**Requirement**.
Search the data for the word "gesamte" and copy every line where it occurs.

↓↓↓

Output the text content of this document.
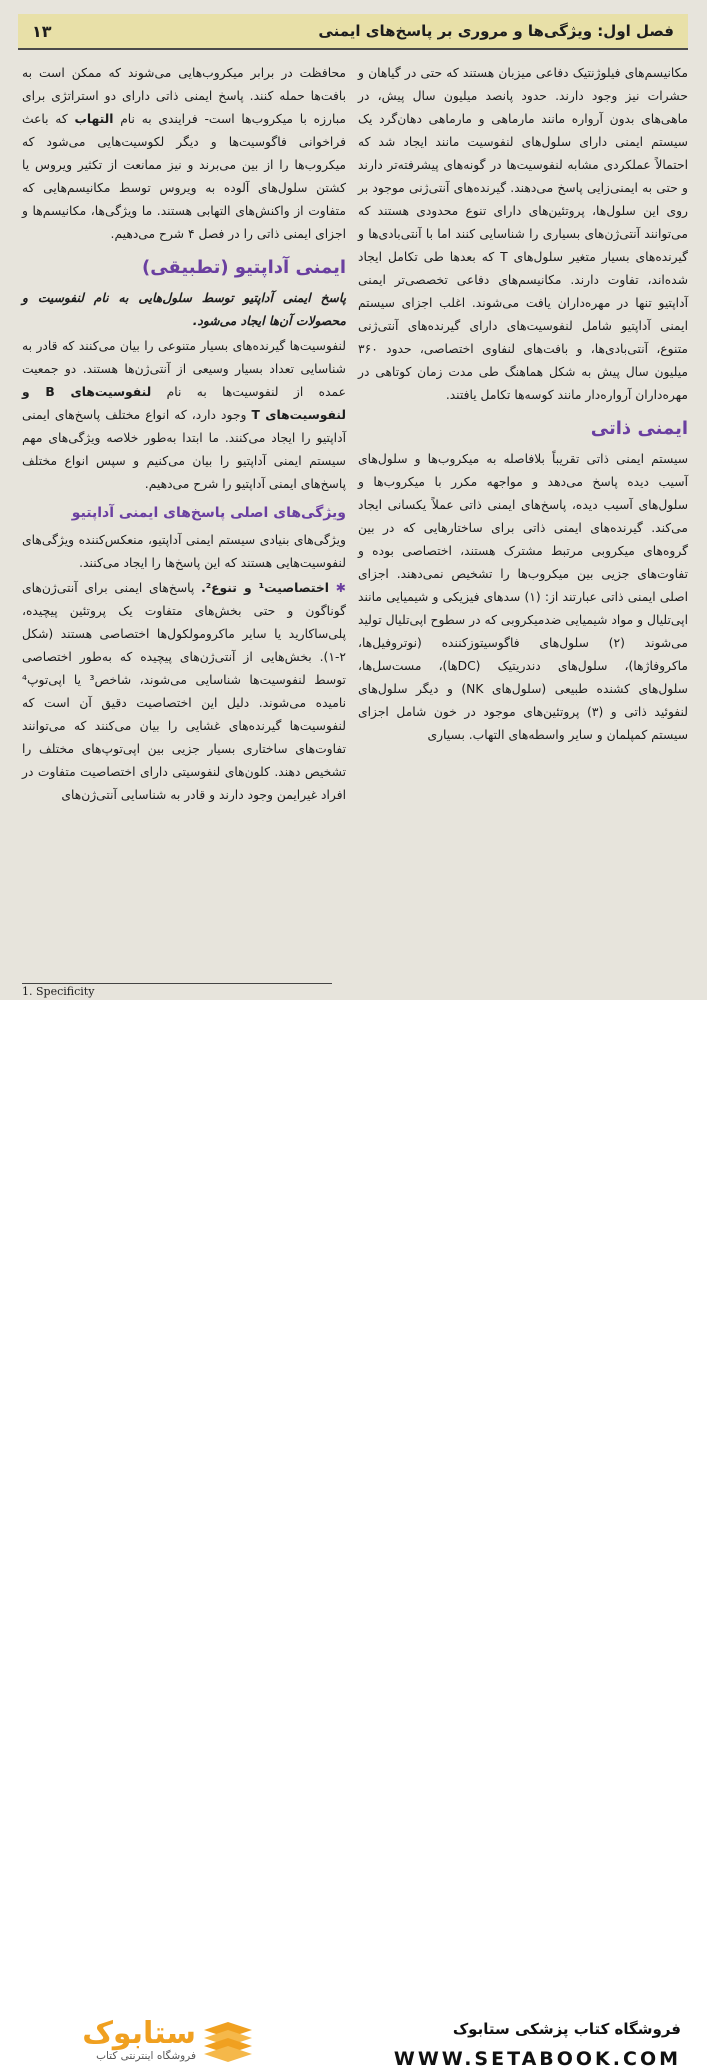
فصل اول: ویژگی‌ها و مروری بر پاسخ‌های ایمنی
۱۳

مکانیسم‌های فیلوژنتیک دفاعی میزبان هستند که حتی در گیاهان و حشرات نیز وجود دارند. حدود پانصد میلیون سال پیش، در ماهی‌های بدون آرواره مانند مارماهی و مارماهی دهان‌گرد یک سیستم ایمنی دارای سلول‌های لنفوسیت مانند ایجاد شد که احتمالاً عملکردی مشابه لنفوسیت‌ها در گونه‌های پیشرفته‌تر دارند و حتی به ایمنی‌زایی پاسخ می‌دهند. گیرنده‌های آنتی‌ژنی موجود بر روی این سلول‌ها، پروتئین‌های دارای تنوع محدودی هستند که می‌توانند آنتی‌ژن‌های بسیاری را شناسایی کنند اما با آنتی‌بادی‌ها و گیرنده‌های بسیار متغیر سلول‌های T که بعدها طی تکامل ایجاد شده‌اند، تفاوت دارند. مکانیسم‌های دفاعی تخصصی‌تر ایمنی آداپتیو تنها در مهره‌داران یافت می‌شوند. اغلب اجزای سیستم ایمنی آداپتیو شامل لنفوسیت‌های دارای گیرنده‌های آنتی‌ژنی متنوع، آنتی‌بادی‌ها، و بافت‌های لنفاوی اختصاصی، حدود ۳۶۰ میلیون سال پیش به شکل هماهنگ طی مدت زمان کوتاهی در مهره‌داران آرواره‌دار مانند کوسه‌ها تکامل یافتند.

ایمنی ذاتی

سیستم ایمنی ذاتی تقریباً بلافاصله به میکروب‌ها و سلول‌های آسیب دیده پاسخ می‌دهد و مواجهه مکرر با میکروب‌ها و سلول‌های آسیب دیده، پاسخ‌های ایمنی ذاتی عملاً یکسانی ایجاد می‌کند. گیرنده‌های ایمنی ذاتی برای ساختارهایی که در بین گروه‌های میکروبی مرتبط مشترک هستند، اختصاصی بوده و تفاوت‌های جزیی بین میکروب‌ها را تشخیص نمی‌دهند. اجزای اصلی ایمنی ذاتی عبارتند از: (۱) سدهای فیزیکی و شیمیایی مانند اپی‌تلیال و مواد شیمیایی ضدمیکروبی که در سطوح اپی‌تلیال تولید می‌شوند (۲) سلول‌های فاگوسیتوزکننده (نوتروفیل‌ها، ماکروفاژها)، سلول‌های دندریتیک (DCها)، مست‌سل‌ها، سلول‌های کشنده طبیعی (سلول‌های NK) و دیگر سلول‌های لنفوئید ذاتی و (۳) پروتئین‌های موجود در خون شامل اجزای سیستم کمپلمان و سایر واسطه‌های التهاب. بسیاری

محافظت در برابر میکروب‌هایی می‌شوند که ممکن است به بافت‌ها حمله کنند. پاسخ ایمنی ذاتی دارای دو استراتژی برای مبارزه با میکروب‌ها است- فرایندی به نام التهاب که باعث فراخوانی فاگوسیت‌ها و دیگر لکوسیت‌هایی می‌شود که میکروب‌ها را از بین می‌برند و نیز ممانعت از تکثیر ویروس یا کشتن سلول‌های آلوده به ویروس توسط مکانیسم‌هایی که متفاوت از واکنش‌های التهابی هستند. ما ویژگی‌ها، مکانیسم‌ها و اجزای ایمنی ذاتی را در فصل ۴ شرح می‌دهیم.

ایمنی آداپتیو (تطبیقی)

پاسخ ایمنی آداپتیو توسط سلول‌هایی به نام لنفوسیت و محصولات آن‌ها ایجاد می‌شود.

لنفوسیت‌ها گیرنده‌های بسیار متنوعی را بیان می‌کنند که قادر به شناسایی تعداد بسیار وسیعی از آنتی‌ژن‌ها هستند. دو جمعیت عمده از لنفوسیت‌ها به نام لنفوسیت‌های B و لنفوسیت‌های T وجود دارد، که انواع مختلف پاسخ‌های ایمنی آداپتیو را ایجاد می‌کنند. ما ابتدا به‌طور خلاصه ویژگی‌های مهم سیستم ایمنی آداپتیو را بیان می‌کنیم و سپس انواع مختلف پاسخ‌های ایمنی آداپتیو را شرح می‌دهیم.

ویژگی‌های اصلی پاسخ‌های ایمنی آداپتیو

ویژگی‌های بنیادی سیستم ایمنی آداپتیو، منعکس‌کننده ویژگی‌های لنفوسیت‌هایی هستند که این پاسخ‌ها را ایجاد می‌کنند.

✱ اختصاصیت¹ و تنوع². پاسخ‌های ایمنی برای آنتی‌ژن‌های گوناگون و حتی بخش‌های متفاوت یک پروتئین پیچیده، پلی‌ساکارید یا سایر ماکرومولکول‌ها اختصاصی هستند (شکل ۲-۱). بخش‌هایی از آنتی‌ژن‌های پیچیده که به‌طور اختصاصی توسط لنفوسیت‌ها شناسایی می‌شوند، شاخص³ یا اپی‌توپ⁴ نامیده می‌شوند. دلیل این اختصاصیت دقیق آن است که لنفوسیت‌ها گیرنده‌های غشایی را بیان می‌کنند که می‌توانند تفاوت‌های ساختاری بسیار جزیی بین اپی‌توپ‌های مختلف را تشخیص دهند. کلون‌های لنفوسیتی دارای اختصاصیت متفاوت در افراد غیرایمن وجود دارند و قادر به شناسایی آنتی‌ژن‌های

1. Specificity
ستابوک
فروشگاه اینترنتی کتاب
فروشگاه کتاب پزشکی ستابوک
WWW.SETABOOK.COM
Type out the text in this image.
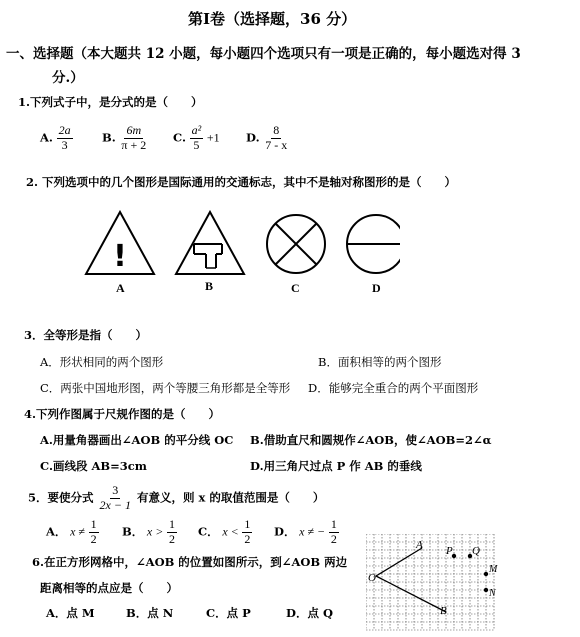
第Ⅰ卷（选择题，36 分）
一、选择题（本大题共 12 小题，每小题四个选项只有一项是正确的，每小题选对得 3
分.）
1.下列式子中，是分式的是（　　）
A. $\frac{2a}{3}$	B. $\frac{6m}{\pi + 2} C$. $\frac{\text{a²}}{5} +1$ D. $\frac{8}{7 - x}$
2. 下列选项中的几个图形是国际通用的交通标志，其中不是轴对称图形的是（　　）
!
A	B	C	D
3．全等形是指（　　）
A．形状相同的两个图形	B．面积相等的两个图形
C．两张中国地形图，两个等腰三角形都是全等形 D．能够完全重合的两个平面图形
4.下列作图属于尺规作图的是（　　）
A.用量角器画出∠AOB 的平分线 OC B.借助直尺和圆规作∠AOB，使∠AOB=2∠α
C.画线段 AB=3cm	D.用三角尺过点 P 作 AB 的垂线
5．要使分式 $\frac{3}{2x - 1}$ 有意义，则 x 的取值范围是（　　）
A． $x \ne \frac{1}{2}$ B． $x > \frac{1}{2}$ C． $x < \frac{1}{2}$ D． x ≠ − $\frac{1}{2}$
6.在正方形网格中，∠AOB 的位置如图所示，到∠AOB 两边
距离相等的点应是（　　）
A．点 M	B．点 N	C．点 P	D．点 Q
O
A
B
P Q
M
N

↑↑↑
↓↓↓

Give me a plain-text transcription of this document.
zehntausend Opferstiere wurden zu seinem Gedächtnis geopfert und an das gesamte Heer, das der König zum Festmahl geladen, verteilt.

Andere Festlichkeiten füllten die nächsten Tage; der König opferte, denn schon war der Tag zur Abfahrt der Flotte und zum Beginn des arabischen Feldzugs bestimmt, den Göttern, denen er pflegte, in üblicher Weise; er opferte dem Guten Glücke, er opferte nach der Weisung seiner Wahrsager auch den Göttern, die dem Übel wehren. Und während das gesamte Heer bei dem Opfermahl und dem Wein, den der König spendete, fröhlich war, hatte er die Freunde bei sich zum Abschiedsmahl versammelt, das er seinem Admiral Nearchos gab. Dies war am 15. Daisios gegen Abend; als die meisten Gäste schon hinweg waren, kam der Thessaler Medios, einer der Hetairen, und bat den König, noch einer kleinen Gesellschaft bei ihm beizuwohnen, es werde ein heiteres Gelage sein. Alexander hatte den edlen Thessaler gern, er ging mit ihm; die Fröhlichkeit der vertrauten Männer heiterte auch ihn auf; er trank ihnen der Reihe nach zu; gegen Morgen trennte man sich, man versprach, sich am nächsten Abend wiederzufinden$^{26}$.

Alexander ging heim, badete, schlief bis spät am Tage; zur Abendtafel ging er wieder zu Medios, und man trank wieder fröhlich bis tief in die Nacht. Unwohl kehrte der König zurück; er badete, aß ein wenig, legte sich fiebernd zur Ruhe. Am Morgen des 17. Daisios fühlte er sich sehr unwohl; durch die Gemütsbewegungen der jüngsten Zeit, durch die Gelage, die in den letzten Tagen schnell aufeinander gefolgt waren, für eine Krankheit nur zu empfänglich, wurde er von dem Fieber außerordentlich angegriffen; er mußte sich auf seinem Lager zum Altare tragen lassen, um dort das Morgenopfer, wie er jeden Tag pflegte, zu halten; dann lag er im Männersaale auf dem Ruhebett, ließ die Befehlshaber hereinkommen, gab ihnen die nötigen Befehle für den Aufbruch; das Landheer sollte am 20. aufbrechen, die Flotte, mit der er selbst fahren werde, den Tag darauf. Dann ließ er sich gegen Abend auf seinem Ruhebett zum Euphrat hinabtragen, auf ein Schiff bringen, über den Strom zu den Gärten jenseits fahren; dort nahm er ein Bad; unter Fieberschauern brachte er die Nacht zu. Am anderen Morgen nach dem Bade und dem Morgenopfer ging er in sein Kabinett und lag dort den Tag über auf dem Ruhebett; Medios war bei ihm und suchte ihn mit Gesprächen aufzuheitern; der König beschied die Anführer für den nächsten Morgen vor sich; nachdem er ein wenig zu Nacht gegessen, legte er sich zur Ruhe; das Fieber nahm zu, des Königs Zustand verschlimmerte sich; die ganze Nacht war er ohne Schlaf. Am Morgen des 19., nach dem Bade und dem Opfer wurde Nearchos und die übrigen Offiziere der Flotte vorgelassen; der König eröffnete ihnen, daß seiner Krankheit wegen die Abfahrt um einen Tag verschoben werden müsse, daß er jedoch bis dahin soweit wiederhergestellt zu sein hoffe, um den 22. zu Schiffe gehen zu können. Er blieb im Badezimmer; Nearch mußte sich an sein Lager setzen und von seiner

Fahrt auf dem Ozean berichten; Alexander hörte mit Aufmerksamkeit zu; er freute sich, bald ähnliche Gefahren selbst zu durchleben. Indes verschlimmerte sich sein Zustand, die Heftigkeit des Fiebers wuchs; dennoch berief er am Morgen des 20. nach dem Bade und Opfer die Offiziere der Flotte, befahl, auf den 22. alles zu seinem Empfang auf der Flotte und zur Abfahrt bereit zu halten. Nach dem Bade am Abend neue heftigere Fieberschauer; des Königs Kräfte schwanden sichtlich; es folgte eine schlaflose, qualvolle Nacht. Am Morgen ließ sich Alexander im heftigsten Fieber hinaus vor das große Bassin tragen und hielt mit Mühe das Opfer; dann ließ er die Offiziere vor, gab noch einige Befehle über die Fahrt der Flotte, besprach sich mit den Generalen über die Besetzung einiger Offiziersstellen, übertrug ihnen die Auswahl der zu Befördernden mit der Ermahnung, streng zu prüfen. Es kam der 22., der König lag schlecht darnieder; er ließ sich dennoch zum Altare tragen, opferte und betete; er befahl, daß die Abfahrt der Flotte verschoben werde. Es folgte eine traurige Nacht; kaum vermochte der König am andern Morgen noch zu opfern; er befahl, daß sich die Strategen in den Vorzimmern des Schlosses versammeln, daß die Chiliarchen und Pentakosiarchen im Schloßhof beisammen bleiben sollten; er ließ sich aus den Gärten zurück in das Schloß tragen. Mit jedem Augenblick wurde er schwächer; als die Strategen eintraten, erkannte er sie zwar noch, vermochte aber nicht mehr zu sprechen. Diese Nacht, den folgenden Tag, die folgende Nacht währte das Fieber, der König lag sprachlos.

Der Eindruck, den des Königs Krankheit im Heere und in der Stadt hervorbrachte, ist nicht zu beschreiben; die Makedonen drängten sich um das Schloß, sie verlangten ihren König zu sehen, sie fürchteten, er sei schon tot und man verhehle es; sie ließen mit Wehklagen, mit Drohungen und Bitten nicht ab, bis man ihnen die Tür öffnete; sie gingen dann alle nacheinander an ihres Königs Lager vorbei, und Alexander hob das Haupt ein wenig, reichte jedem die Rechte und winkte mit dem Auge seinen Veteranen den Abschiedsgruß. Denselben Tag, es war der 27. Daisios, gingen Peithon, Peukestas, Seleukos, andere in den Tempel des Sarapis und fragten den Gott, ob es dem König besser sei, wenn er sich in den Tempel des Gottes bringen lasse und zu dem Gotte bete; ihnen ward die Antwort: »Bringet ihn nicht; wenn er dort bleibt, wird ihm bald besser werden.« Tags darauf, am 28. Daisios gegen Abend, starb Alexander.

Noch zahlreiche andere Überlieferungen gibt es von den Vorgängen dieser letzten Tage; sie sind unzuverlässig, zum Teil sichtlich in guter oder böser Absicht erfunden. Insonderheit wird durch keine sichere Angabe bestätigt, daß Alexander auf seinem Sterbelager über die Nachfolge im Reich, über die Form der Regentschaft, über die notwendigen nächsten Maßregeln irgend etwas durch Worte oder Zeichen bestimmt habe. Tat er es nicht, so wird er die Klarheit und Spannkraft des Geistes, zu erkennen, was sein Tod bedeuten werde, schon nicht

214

↑↑↑
↓↓↓

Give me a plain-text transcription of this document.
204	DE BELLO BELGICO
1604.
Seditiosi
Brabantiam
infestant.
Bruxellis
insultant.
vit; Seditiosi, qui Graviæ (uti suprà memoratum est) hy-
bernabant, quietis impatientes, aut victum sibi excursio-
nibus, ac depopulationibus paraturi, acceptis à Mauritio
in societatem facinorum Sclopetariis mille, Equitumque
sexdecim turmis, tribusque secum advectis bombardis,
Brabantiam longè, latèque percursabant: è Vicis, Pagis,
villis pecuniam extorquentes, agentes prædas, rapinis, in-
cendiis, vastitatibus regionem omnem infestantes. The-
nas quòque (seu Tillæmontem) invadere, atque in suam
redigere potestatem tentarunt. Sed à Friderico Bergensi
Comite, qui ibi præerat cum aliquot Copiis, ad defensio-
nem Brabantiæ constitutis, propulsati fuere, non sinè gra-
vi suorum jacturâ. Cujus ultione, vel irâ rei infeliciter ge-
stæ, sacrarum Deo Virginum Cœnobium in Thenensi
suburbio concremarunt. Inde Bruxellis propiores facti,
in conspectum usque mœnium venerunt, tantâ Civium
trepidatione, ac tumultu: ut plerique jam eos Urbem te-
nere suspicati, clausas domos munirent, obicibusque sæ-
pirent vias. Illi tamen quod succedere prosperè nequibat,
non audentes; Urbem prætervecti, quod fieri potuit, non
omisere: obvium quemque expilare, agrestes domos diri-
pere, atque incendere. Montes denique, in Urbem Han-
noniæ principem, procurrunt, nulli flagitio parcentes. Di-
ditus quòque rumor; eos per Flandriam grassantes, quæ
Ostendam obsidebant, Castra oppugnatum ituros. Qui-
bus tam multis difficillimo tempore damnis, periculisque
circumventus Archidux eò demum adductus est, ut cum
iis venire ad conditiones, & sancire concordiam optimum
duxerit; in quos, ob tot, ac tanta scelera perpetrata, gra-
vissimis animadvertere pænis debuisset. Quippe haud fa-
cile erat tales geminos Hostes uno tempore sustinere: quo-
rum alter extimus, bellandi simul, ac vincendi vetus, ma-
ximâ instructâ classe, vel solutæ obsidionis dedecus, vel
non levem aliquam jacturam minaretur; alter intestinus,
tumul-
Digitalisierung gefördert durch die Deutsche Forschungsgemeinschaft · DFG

↑↑↑

**Written solution**.
zehntausend Opferstiere wurden zu seinem Gedächtnis geopfert und an das gesamte Heer, das der König zum Festmahl geladen, verteilt.
Andere Festlichkeiten füllten die nächsten Tage; der König opferte, denn schon war der Tag zur Abfahrt der Flotte und zum Beginn des arabischen Feldzugs bestimmt, den Göttern, denen er pflegte, in üblicher Weise; er opferte dem Guten Glücke, er opferte nach der Weisung seiner Wahrsager auch den Göttern, die dem Übel wehren. Und während das gesamte Heer bei dem Opfermahl und dem Wein, den der König spendete, fröhlich war, hatte er die Freunde bei sich zum Abschiedsmahl versammelt, das er seinem Admiral Nearchos gab. Dies war am 15. Daisios gegen Abend; als die meisten Gäste schon hinweg waren, kam der Thessaler Medios, einer der Hetairen, und bat den König, noch einer kleinen Gesellschaft bei ihm beizuwohnen, es werde ein heiteres Gelage sein. Alexander hatte den edlen Thessaler gern, er ging mit ihm; die Fröhlichkeit der vertrauten Männer heiterte auch ihn auf; er trank ihnen der Reihe nach zu; gegen Morgen trennte man sich, man versprach, sich am nächsten Abend wiederzufinden$^{26}$.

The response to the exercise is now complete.